[Stored data]
^^^^^^^^^^^^^^^^
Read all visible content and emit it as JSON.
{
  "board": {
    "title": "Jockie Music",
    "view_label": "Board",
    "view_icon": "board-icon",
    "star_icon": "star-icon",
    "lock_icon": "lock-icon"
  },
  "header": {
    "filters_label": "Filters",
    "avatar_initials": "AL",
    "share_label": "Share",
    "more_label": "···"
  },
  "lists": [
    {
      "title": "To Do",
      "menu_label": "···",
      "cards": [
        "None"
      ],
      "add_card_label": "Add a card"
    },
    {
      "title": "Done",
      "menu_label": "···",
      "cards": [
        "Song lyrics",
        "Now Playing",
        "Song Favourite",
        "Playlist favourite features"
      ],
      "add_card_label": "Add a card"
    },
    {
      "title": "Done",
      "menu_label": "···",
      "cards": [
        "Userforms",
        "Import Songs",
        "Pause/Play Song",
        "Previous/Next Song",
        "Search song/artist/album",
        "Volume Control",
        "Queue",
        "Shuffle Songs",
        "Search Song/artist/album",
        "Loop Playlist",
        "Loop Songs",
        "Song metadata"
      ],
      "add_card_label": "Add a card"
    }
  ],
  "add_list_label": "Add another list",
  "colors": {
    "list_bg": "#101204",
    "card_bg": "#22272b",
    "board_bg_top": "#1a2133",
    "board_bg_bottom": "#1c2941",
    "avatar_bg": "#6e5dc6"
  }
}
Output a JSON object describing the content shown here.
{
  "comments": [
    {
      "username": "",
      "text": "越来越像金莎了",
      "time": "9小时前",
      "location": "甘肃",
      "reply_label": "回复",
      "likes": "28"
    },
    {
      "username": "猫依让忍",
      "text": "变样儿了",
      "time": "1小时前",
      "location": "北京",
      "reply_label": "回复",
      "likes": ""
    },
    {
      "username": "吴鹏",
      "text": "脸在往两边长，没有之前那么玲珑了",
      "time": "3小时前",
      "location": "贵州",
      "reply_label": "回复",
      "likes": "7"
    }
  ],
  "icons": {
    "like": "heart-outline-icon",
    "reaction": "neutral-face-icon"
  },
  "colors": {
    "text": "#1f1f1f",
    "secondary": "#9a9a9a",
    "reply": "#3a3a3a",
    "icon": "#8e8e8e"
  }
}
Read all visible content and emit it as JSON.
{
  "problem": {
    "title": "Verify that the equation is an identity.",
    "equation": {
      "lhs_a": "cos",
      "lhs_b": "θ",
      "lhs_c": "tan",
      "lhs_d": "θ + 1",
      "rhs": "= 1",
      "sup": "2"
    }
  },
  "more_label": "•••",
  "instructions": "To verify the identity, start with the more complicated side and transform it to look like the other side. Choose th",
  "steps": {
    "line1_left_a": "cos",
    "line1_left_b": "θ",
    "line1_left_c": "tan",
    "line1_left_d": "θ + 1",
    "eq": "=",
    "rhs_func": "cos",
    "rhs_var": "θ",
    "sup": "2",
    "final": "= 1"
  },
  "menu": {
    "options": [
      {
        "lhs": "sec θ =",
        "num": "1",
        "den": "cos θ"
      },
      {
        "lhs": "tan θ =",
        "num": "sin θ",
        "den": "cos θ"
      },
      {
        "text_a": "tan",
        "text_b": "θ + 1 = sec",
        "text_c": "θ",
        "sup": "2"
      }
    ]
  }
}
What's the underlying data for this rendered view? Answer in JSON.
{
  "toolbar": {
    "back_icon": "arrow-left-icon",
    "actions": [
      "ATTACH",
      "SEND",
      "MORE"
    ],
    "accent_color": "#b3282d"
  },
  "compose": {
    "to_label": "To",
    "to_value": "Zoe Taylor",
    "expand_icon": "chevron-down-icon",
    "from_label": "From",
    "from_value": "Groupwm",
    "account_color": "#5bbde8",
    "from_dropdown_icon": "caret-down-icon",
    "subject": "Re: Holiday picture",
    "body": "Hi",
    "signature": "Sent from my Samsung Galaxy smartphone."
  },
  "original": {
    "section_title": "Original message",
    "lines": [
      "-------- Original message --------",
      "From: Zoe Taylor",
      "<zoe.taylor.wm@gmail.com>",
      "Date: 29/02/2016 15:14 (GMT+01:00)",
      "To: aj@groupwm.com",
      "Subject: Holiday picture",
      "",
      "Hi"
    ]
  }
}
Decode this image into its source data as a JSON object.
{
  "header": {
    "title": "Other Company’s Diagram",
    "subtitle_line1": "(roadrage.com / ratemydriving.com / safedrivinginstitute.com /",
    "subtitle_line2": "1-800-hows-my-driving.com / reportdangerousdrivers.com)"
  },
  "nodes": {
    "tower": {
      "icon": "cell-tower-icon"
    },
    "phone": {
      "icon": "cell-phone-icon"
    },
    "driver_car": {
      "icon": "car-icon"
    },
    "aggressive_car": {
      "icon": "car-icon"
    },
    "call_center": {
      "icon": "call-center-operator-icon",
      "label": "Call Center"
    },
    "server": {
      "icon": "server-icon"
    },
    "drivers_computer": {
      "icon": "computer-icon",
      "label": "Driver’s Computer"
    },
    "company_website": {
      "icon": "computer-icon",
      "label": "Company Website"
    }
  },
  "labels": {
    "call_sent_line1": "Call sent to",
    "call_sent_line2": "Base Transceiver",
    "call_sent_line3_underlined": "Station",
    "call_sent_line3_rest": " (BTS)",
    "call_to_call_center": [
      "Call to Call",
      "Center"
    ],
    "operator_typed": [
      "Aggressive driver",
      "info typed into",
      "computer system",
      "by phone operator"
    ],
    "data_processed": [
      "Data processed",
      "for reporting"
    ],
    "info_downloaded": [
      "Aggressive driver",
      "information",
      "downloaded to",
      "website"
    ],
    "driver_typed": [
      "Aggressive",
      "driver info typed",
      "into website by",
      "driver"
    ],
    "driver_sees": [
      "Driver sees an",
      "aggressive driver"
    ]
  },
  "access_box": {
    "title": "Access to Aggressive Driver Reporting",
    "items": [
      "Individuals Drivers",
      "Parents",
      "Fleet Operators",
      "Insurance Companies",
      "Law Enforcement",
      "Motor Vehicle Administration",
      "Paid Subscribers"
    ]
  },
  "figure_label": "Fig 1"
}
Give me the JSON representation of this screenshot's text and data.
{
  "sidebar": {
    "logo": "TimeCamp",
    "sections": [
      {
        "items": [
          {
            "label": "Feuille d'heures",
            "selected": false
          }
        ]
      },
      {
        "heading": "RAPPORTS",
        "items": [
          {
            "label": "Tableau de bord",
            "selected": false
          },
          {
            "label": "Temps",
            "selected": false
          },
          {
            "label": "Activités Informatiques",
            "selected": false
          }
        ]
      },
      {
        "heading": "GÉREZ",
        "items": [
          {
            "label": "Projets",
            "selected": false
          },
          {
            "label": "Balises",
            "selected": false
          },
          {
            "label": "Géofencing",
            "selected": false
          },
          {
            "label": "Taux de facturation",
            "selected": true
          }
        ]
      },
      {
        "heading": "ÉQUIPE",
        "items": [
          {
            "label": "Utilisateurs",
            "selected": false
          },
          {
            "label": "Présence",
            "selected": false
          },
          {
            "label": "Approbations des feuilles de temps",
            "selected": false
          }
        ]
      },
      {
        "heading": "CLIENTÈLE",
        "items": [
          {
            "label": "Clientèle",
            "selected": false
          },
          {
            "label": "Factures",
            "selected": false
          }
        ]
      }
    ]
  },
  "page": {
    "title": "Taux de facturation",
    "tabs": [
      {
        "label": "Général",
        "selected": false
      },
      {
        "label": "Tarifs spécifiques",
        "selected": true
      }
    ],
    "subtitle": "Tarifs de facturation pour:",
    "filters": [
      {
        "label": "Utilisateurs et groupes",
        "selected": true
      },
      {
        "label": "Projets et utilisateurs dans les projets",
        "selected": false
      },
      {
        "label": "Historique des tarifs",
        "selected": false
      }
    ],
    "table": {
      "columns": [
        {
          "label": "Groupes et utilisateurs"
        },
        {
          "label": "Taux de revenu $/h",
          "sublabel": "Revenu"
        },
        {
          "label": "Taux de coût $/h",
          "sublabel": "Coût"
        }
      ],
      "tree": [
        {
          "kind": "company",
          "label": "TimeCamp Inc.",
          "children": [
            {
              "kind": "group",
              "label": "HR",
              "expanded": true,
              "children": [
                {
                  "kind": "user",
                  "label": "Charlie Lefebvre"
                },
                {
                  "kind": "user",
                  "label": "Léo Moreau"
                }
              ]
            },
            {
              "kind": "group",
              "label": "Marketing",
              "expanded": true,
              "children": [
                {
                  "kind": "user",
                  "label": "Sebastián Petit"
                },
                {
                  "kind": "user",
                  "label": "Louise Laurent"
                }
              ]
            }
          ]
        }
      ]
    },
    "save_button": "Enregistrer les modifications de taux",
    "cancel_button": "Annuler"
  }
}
^^^^^^^^^^^^^^^^
## DIRECTIONS
Identify each line containing the string "location" and copy it out.

## WRITTEN RESPONSE
      "location": "甘肃",
      "location": "北京",
      "location": "贵州",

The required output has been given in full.